**DO THIS**:
Copy out each of the following lines word for word, without changing any characters.
** START EXERCISE INPUT **
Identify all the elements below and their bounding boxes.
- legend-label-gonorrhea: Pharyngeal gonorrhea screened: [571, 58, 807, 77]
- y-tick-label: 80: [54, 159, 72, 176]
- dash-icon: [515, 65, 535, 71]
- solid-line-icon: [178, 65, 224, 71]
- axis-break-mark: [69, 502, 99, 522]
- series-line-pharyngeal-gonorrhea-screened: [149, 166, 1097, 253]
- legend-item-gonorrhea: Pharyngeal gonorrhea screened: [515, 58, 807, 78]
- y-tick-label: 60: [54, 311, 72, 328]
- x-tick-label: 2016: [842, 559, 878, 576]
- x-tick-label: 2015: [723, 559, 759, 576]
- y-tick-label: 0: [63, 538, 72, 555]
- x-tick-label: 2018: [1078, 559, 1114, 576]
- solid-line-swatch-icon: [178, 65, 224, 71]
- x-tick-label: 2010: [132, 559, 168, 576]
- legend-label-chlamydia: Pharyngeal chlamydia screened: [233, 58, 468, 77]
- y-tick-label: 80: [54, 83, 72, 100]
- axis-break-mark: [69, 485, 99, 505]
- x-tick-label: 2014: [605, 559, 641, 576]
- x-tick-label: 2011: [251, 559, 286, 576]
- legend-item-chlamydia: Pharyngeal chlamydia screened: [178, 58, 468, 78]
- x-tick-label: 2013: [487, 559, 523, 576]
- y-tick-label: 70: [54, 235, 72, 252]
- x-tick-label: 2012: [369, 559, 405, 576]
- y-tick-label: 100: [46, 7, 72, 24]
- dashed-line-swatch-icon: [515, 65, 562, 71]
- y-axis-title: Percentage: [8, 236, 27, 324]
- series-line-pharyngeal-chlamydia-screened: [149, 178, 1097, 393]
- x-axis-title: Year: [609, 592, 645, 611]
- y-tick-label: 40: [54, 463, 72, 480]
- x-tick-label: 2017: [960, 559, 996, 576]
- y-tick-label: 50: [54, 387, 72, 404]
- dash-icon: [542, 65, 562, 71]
** END EXERCISE INPUT **
**TASK RESPONSE**:
Identify all the elements below and their bounding boxes.
- legend-label-gonorrhea: Pharyngeal gonorrhea screened: [571, 58, 807, 77]
- y-tick-label: 80: [54, 159, 72, 176]
- dash-icon: [515, 65, 535, 71]
- solid-line-icon: [178, 65, 224, 71]
- axis-break-mark: [69, 502, 99, 522]
- series-line-pharyngeal-gonorrhea-screened: [149, 166, 1097, 253]
- legend-item-gonorrhea: Pharyngeal gonorrhea screened: [515, 58, 807, 78]
- y-tick-label: 60: [54, 311, 72, 328]
- x-tick-label: 2016: [842, 559, 878, 576]
- x-tick-label: 2015: [723, 559, 759, 576]
- y-tick-label: 0: [63, 538, 72, 555]
- x-tick-label: 2018: [1078, 559, 1114, 576]
- solid-line-swatch-icon: [178, 65, 224, 71]
- x-tick-label: 2010: [132, 559, 168, 576]
- legend-label-chlamydia: Pharyngeal chlamydia screened: [233, 58, 468, 77]
- y-tick-label: 80: [54, 83, 72, 100]
- axis-break-mark: [69, 485, 99, 505]
- x-tick-label: 2014: [605, 559, 641, 576]
- x-tick-label: 2011: [251, 559, 286, 576]
- legend-item-chlamydia: Pharyngeal chlamydia screened: [178, 58, 468, 78]
- x-tick-label: 2013: [487, 559, 523, 576]
- y-tick-label: 70: [54, 235, 72, 252]
- x-tick-label: 2012: [369, 559, 405, 576]
- y-tick-label: 100: [46, 7, 72, 24]
- dashed-line-swatch-icon: [515, 65, 562, 71]
- y-axis-title: Percentage: [8, 236, 27, 324]
- series-line-pharyngeal-chlamydia-screened: [149, 178, 1097, 393]
- x-axis-title: Year: [609, 592, 645, 611]
- y-tick-label: 40: [54, 463, 72, 480]
- x-tick-label: 2017: [960, 559, 996, 576]
- y-tick-label: 50: [54, 387, 72, 404]
- dash-icon: [542, 65, 562, 71]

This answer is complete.